▶ CHALLENGE:
The listing below should be printed exactly, every line of it. Skip the pictures.

━━━━━ SUPPLIED DATA ━━━━━

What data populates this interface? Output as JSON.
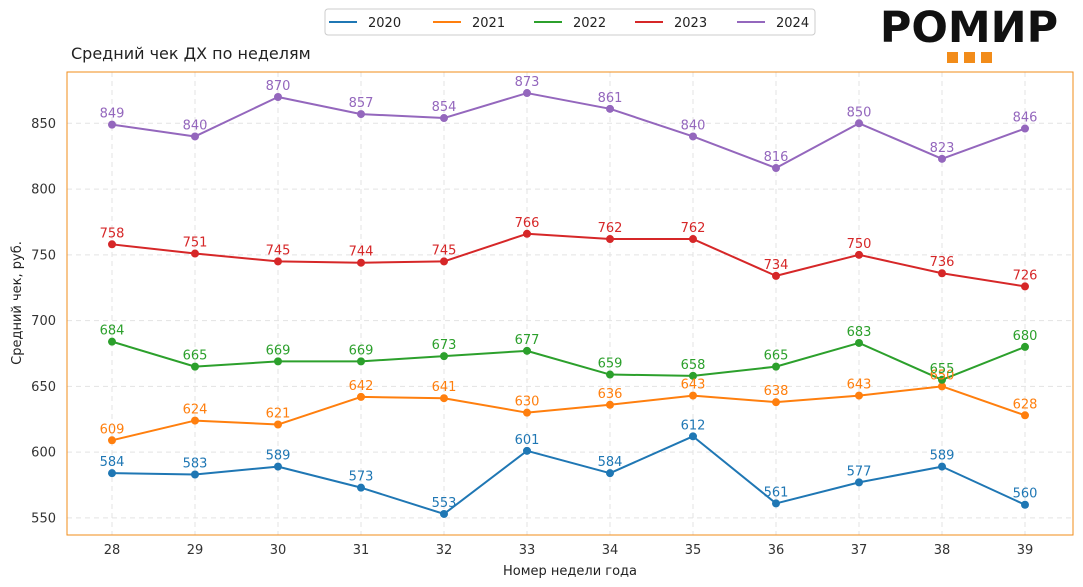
{
  "brand": {
    "logo_text": "РОМИР"
  },
  "colors": {
    "frame": "#f28c1a",
    "grid": "#e3e3e3",
    "logo_accent": "#f28c1a"
  },
  "chart_data": {
    "type": "line",
    "title": "Средний чек ДХ по неделям",
    "xlabel": "Номер недели года",
    "ylabel": "Средний чек, руб.",
    "x": [
      28,
      29,
      30,
      31,
      32,
      33,
      34,
      35,
      36,
      37,
      38,
      39
    ],
    "ylim": [
      537,
      889
    ],
    "yticks": [
      550,
      600,
      650,
      700,
      750,
      800,
      850
    ],
    "grid": true,
    "legend_position": "top-center",
    "series": [
      {
        "name": "2020",
        "color": "#1f77b4",
        "values": [
          584,
          583,
          589,
          573,
          553,
          601,
          584,
          612,
          561,
          577,
          589,
          560
        ]
      },
      {
        "name": "2021",
        "color": "#ff7f0e",
        "values": [
          609,
          624,
          621,
          642,
          641,
          630,
          636,
          643,
          638,
          643,
          650,
          628
        ]
      },
      {
        "name": "2022",
        "color": "#2ca02c",
        "values": [
          684,
          665,
          669,
          669,
          673,
          677,
          659,
          658,
          665,
          683,
          655,
          680
        ]
      },
      {
        "name": "2023",
        "color": "#d62728",
        "values": [
          758,
          751,
          745,
          744,
          745,
          766,
          762,
          762,
          734,
          750,
          736,
          726
        ]
      },
      {
        "name": "2024",
        "color": "#9467bd",
        "values": [
          849,
          840,
          870,
          857,
          854,
          873,
          861,
          840,
          816,
          850,
          823,
          846
        ]
      }
    ]
  }
}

━━━━━

▶ FULL RESPONSE:
What data populates this interface? Output as JSON.
{
  "brand": {
    "logo_text": "РОМИР"
  },
  "colors": {
    "frame": "#f28c1a",
    "grid": "#e3e3e3",
    "logo_accent": "#f28c1a"
  },
  "chart_data": {
    "type": "line",
    "title": "Средний чек ДХ по неделям",
    "xlabel": "Номер недели года",
    "ylabel": "Средний чек, руб.",
    "x": [
      28,
      29,
      30,
      31,
      32,
      33,
      34,
      35,
      36,
      37,
      38,
      39
    ],
    "ylim": [
      537,
      889
    ],
    "yticks": [
      550,
      600,
      650,
      700,
      750,
      800,
      850
    ],
    "grid": true,
    "legend_position": "top-center",
    "series": [
      {
        "name": "2020",
        "color": "#1f77b4",
        "values": [
          584,
          583,
          589,
          573,
          553,
          601,
          584,
          612,
          561,
          577,
          589,
          560
        ]
      },
      {
        "name": "2021",
        "color": "#ff7f0e",
        "values": [
          609,
          624,
          621,
          642,
          641,
          630,
          636,
          643,
          638,
          643,
          650,
          628
        ]
      },
      {
        "name": "2022",
        "color": "#2ca02c",
        "values": [
          684,
          665,
          669,
          669,
          673,
          677,
          659,
          658,
          665,
          683,
          655,
          680
        ]
      },
      {
        "name": "2023",
        "color": "#d62728",
        "values": [
          758,
          751,
          745,
          744,
          745,
          766,
          762,
          762,
          734,
          750,
          736,
          726
        ]
      },
      {
        "name": "2024",
        "color": "#9467bd",
        "values": [
          849,
          840,
          870,
          857,
          854,
          873,
          861,
          840,
          816,
          850,
          823,
          846
        ]
      }
    ]
  }
}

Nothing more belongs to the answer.